> [WHAT IS BEING ASKED]: Copy each line that contains the word "Juan".

Lines of data:
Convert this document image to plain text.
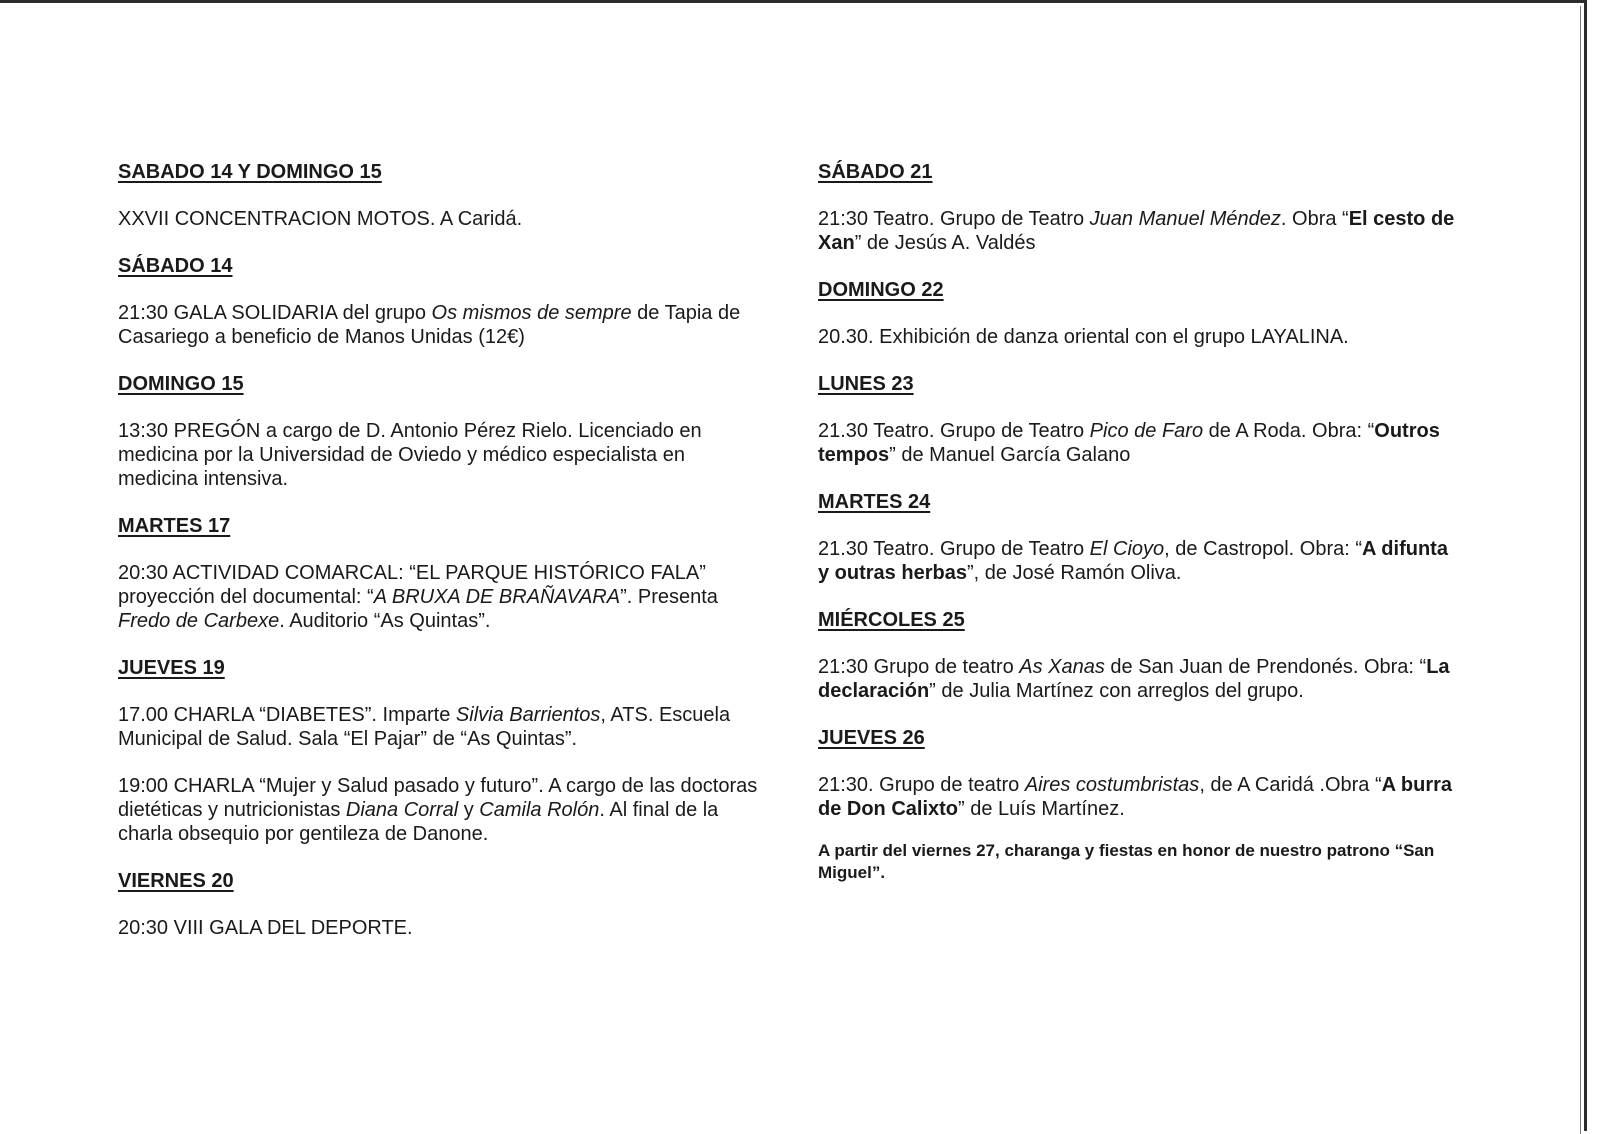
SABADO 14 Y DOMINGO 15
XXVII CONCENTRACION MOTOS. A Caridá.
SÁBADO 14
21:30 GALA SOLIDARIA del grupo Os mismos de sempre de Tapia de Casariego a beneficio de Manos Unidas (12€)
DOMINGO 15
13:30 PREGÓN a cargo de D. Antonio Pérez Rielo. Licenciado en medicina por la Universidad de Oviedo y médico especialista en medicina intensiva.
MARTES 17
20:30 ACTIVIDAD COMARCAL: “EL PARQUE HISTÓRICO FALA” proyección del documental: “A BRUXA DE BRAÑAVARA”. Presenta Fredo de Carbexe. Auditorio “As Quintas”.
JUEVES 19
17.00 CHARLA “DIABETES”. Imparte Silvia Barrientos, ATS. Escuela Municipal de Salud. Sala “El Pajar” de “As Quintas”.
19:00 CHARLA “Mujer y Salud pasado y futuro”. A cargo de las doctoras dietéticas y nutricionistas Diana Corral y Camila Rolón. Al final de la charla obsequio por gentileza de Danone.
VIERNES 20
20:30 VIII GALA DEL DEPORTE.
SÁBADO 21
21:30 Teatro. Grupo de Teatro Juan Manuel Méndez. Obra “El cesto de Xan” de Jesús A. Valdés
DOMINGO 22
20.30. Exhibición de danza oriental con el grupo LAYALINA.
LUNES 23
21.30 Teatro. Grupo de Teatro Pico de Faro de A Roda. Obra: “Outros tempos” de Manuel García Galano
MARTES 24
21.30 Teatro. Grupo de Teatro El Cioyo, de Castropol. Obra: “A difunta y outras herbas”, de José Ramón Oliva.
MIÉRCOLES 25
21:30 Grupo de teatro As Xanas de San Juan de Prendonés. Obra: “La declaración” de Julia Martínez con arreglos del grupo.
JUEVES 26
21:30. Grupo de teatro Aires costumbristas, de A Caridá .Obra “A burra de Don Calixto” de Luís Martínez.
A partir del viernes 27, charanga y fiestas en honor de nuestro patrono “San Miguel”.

...

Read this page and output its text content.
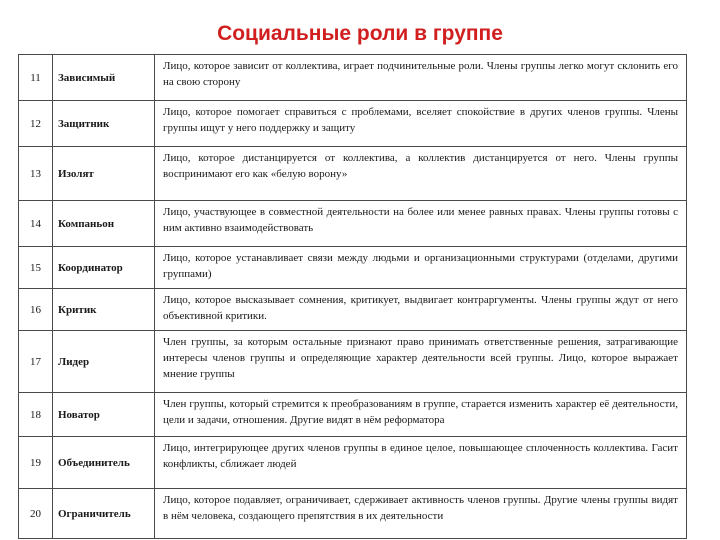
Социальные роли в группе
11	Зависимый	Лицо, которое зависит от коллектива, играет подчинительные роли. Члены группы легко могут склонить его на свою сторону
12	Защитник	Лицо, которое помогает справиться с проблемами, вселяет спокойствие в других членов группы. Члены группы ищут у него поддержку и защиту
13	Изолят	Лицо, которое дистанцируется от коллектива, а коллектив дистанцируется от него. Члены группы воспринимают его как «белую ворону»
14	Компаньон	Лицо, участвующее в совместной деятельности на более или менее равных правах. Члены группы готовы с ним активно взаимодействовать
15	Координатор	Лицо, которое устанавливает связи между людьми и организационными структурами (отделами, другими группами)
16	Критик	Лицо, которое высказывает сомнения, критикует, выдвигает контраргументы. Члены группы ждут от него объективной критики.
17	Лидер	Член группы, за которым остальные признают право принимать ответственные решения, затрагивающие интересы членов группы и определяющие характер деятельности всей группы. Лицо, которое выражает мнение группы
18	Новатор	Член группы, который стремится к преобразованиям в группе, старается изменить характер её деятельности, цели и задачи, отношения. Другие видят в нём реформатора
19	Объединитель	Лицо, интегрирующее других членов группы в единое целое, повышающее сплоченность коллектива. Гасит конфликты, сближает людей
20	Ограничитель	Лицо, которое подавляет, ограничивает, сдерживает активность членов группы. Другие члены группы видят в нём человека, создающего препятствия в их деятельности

> [SOLVED EXERCISE]:
21:30 Teatro. Grupo de Teatro Juan Manuel Méndez. Obra “El cesto de Xan” de Jesús A. Valdés
21:30 Grupo de teatro As Xanas de San Juan de Prendonés. Obra: “La declaración” de Julia Martínez con arreglos del grupo.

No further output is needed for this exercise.